▶ _Exercise task_: Every record should be repeated exactly, except that pictures are left out.

▶ _Dataset content_:
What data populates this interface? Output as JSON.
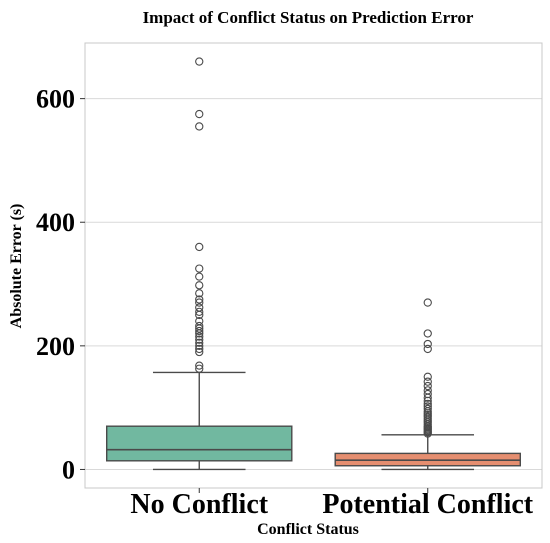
{
  "chart_data": {
    "type": "box",
    "title": "Impact of Conflict Status on Prediction Error",
    "xlabel": "Conflict Status",
    "ylabel": "Absolute Error (s)",
    "ylim": [
      -30,
      690
    ],
    "yticks": [
      0,
      200,
      400,
      600
    ],
    "ytick_labels": [
      "0",
      "200",
      "400",
      "600"
    ],
    "grid": true,
    "categories": [
      "No Conflict",
      "Potential Conflict"
    ],
    "series": [
      {
        "category": "No Conflict",
        "color": "#71b8a0",
        "whisker_low": 0,
        "q1": 14,
        "median": 32,
        "q3": 70,
        "whisker_high": 157,
        "outliers": [
          660,
          575,
          555,
          360,
          325,
          312,
          298,
          285,
          275,
          270,
          262,
          255,
          250,
          240,
          232,
          228,
          224,
          220,
          215,
          210,
          205,
          200,
          195,
          190,
          168,
          163
        ]
      },
      {
        "category": "Potential Conflict",
        "color": "#e58e70",
        "whisker_low": 0,
        "q1": 6,
        "median": 15,
        "q3": 26,
        "whisker_high": 56,
        "outliers": [
          270,
          220,
          203,
          195,
          150,
          142,
          135,
          128,
          122,
          116,
          111,
          106,
          102,
          98,
          94,
          91,
          88,
          85,
          82,
          79,
          76,
          73,
          70,
          68,
          66,
          64,
          62,
          60,
          58
        ]
      }
    ]
  }
}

▶ _Exercise response_:
What data populates this interface? Output as JSON.
{
  "chart_data": {
    "type": "box",
    "title": "Impact of Conflict Status on Prediction Error",
    "xlabel": "Conflict Status",
    "ylabel": "Absolute Error (s)",
    "ylim": [
      -30,
      690
    ],
    "yticks": [
      0,
      200,
      400,
      600
    ],
    "ytick_labels": [
      "0",
      "200",
      "400",
      "600"
    ],
    "grid": true,
    "categories": [
      "No Conflict",
      "Potential Conflict"
    ],
    "series": [
      {
        "category": "No Conflict",
        "color": "#71b8a0",
        "whisker_low": 0,
        "q1": 14,
        "median": 32,
        "q3": 70,
        "whisker_high": 157,
        "outliers": [
          660,
          575,
          555,
          360,
          325,
          312,
          298,
          285,
          275,
          270,
          262,
          255,
          250,
          240,
          232,
          228,
          224,
          220,
          215,
          210,
          205,
          200,
          195,
          190,
          168,
          163
        ]
      },
      {
        "category": "Potential Conflict",
        "color": "#e58e70",
        "whisker_low": 0,
        "q1": 6,
        "median": 15,
        "q3": 26,
        "whisker_high": 56,
        "outliers": [
          270,
          220,
          203,
          195,
          150,
          142,
          135,
          128,
          122,
          116,
          111,
          106,
          102,
          98,
          94,
          91,
          88,
          85,
          82,
          79,
          76,
          73,
          70,
          68,
          66,
          64,
          62,
          60,
          58
        ]
      }
    ]
  }
}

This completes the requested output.